» WRITTEN EXERCISE
Repeat each record below exactly as given.

┌─ DATA SHOWN

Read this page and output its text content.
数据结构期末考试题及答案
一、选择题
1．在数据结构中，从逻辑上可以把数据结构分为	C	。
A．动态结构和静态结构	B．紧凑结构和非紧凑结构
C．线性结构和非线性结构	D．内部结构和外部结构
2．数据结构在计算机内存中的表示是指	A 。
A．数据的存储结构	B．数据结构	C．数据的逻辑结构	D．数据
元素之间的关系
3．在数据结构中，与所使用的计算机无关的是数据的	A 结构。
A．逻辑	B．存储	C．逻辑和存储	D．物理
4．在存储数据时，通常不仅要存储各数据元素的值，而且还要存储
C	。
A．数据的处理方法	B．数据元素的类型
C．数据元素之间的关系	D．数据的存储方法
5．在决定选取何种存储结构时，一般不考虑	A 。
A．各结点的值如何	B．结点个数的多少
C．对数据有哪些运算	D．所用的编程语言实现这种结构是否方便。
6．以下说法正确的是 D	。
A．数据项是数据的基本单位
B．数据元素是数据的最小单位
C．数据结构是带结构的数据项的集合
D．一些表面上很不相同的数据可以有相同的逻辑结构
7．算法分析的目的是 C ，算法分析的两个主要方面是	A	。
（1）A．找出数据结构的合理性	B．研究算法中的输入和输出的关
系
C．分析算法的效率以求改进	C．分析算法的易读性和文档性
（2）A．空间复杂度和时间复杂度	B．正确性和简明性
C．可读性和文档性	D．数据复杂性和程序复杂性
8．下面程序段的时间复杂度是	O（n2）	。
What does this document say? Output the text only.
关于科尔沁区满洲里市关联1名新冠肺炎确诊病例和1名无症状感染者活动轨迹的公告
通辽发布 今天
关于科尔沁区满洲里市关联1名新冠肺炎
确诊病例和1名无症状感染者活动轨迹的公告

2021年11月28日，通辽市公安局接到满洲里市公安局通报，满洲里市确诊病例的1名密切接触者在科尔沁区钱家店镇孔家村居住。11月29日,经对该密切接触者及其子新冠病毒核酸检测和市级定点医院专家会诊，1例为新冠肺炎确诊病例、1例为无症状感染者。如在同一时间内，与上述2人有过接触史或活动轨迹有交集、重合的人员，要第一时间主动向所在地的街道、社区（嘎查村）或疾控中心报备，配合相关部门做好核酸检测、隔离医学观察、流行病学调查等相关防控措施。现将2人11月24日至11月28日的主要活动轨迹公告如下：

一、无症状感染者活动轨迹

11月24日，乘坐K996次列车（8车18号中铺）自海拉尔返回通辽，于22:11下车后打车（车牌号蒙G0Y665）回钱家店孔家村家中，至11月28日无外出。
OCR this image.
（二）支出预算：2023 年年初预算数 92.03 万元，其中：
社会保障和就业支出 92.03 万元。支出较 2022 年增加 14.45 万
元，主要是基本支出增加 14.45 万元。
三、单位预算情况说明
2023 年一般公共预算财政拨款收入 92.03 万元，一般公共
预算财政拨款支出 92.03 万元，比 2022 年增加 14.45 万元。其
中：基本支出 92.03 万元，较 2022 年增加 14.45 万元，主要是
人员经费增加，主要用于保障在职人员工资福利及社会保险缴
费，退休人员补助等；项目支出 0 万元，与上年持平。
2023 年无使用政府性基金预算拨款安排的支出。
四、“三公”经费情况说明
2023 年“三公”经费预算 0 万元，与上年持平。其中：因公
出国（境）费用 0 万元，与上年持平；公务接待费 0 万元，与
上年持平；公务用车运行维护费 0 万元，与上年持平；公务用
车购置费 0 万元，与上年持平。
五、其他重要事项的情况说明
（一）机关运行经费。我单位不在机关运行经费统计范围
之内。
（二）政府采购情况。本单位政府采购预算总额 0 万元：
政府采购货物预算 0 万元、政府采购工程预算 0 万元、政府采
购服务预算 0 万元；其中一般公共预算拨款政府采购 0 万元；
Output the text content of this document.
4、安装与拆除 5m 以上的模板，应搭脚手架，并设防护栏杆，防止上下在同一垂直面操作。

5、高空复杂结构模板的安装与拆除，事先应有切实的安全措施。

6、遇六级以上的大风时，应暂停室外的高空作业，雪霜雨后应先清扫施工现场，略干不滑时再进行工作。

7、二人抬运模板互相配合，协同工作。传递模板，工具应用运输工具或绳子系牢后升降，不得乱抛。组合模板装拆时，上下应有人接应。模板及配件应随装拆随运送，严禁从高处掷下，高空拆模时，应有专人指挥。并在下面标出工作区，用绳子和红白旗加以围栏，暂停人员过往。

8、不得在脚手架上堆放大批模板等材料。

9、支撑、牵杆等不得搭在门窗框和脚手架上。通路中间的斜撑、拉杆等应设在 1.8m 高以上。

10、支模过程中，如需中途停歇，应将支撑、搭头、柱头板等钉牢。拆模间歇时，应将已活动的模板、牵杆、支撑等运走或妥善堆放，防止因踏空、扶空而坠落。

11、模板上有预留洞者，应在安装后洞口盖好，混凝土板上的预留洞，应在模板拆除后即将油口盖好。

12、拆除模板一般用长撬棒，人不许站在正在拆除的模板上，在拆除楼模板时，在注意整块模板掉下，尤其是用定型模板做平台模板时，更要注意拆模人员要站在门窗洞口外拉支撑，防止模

└─

» TASK RESULT
Read this page and output its text content.
数据结构期末考试题及答案
一、选择题
1．在数据结构中，从逻辑上可以把数据结构分为	C	。
A．动态结构和静态结构	B．紧凑结构和非紧凑结构
C．线性结构和非线性结构	D．内部结构和外部结构
2．数据结构在计算机内存中的表示是指	A 。
A．数据的存储结构	B．数据结构	C．数据的逻辑结构	D．数据
元素之间的关系
3．在数据结构中，与所使用的计算机无关的是数据的	A 结构。
A．逻辑	B．存储	C．逻辑和存储	D．物理
4．在存储数据时，通常不仅要存储各数据元素的值，而且还要存储
C	。
A．数据的处理方法	B．数据元素的类型
C．数据元素之间的关系	D．数据的存储方法
5．在决定选取何种存储结构时，一般不考虑	A 。
A．各结点的值如何	B．结点个数的多少
C．对数据有哪些运算	D．所用的编程语言实现这种结构是否方便。
6．以下说法正确的是 D	。
A．数据项是数据的基本单位
B．数据元素是数据的最小单位
C．数据结构是带结构的数据项的集合
D．一些表面上很不相同的数据可以有相同的逻辑结构
7．算法分析的目的是 C ，算法分析的两个主要方面是	A	。
（1）A．找出数据结构的合理性	B．研究算法中的输入和输出的关
系
C．分析算法的效率以求改进	C．分析算法的易读性和文档性
（2）A．空间复杂度和时间复杂度	B．正确性和简明性
C．可读性和文档性	D．数据复杂性和程序复杂性
8．下面程序段的时间复杂度是	O（n2）	。
What does this document say? Output the text only.
关于科尔沁区满洲里市关联1名新冠肺炎确诊病例和1名无症状感染者活动轨迹的公告
通辽发布 今天
关于科尔沁区满洲里市关联1名新冠肺炎
确诊病例和1名无症状感染者活动轨迹的公告

2021年11月28日，通辽市公安局接到满洲里市公安局通报，满洲里市确诊病例的1名密切接触者在科尔沁区钱家店镇孔家村居住。11月29日,经对该密切接触者及其子新冠病毒核酸检测和市级定点医院专家会诊，1例为新冠肺炎确诊病例、1例为无症状感染者。如在同一时间内，与上述2人有过接触史或活动轨迹有交集、重合的人员，要第一时间主动向所在地的街道、社区（嘎查村）或疾控中心报备，配合相关部门做好核酸检测、隔离医学观察、流行病学调查等相关防控措施。现将2人11月24日至11月28日的主要活动轨迹公告如下：

一、无症状感染者活动轨迹

11月24日，乘坐K996次列车（8车18号中铺）自海拉尔返回通辽，于22:11下车后打车（车牌号蒙G0Y665）回钱家店孔家村家中，至11月28日无外出。
OCR this image.
（二）支出预算：2023 年年初预算数 92.03 万元，其中：
社会保障和就业支出 92.03 万元。支出较 2022 年增加 14.45 万
元，主要是基本支出增加 14.45 万元。
三、单位预算情况说明
2023 年一般公共预算财政拨款收入 92.03 万元，一般公共
预算财政拨款支出 92.03 万元，比 2022 年增加 14.45 万元。其
中：基本支出 92.03 万元，较 2022 年增加 14.45 万元，主要是
人员经费增加，主要用于保障在职人员工资福利及社会保险缴
费，退休人员补助等；项目支出 0 万元，与上年持平。
2023 年无使用政府性基金预算拨款安排的支出。
四、“三公”经费情况说明
2023 年“三公”经费预算 0 万元，与上年持平。其中：因公
出国（境）费用 0 万元，与上年持平；公务接待费 0 万元，与
上年持平；公务用车运行维护费 0 万元，与上年持平；公务用
车购置费 0 万元，与上年持平。
五、其他重要事项的情况说明
（一）机关运行经费。我单位不在机关运行经费统计范围
之内。
（二）政府采购情况。本单位政府采购预算总额 0 万元：
政府采购货物预算 0 万元、政府采购工程预算 0 万元、政府采
购服务预算 0 万元；其中一般公共预算拨款政府采购 0 万元；
Output the text content of this document.
4、安装与拆除 5m 以上的模板，应搭脚手架，并设防护栏杆，防止上下在同一垂直面操作。

5、高空复杂结构模板的安装与拆除，事先应有切实的安全措施。

6、遇六级以上的大风时，应暂停室外的高空作业，雪霜雨后应先清扫施工现场，略干不滑时再进行工作。

7、二人抬运模板互相配合，协同工作。传递模板，工具应用运输工具或绳子系牢后升降，不得乱抛。组合模板装拆时，上下应有人接应。模板及配件应随装拆随运送，严禁从高处掷下，高空拆模时，应有专人指挥。并在下面标出工作区，用绳子和红白旗加以围栏，暂停人员过往。

8、不得在脚手架上堆放大批模板等材料。

9、支撑、牵杆等不得搭在门窗框和脚手架上。通路中间的斜撑、拉杆等应设在 1.8m 高以上。

10、支模过程中，如需中途停歇，应将支撑、搭头、柱头板等钉牢。拆模间歇时，应将已活动的模板、牵杆、支撑等运走或妥善堆放，防止因踏空、扶空而坠落。

11、模板上有预留洞者，应在安装后洞口盖好，混凝土板上的预留洞，应在模板拆除后即将油口盖好。

12、拆除模板一般用长撬棒，人不许站在正在拆除的模板上，在拆除楼模板时，在注意整块模板掉下，尤其是用定型模板做平台模板时，更要注意拆模人员要站在门窗洞口外拉支撑，防止模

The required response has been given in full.